> [What you should do]
Gather all lines in the entries that include the word "personas".

> [Entries provided]
──────────────────────────────

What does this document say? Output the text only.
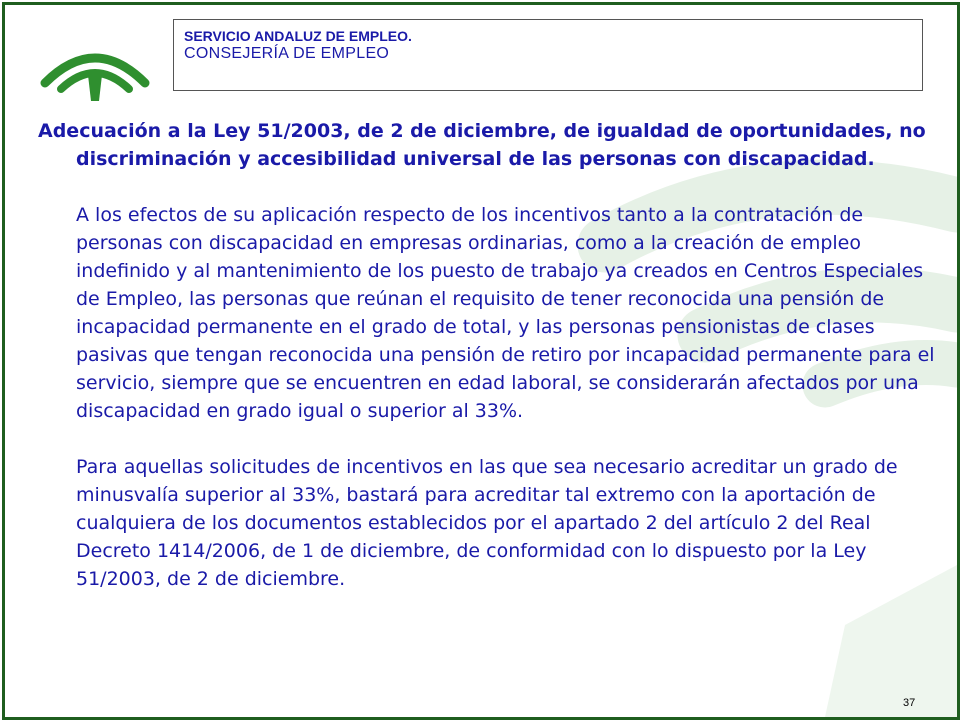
SERVICIO ANDALUZ DE EMPLEO.
CONSEJERÍA DE EMPLEO

Adecuación a la Ley 51/2003, de 2 de diciembre, de igualdad de oportunidades, no discriminación y accesibilidad universal de las personas con discapacidad.

A los efectos de su aplicación respecto de los incentivos tanto a la contratación de personas con discapacidad en empresas ordinarias, como a la creación de empleo indefinido y al mantenimiento de los puesto de trabajo ya creados en Centros Especiales de Empleo, las personas que reúnan el requisito de tener reconocida una pensión de incapacidad permanente en el grado de total, y las personas pensionistas de clases pasivas que tengan reconocida una pensión de retiro por incapacidad permanente para el servicio, siempre que se encuentren en edad laboral, se considerarán afectados por una discapacidad en grado igual o superior al 33%.

Para aquellas solicitudes de incentivos en las que sea necesario acreditar un grado de minusvalía superior al 33%, bastará para acreditar tal extremo con la aportación de cualquiera de los documentos establecidos por el apartado 2 del artículo 2 del Real Decreto 1414/2006, de 1 de diciembre, de conformidad con lo dispuesto por la Ley 51/2003, de 2 de diciembre.

37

──────────────────────────────

> [Answer]
Adecuación a la Ley 51/2003, de 2 de diciembre, de igualdad de oportunidades, no discriminación y accesibilidad universal de las personas con discapacidad.
A los efectos de su aplicación respecto de los incentivos tanto a la contratación de personas con discapacidad en empresas ordinarias, como a la creación de empleo indefinido y al mantenimiento de los puesto de trabajo ya creados en Centros Especiales de Empleo, las personas que reúnan el requisito de tener reconocida una pensión de incapacidad permanente en el grado de total, y las personas pensionistas de clases pasivas que tengan reconocida una pensión de retiro por incapacidad permanente para el servicio, siempre que se encuentren en edad laboral, se considerarán afectados por una discapacidad en grado igual o superior al 33%.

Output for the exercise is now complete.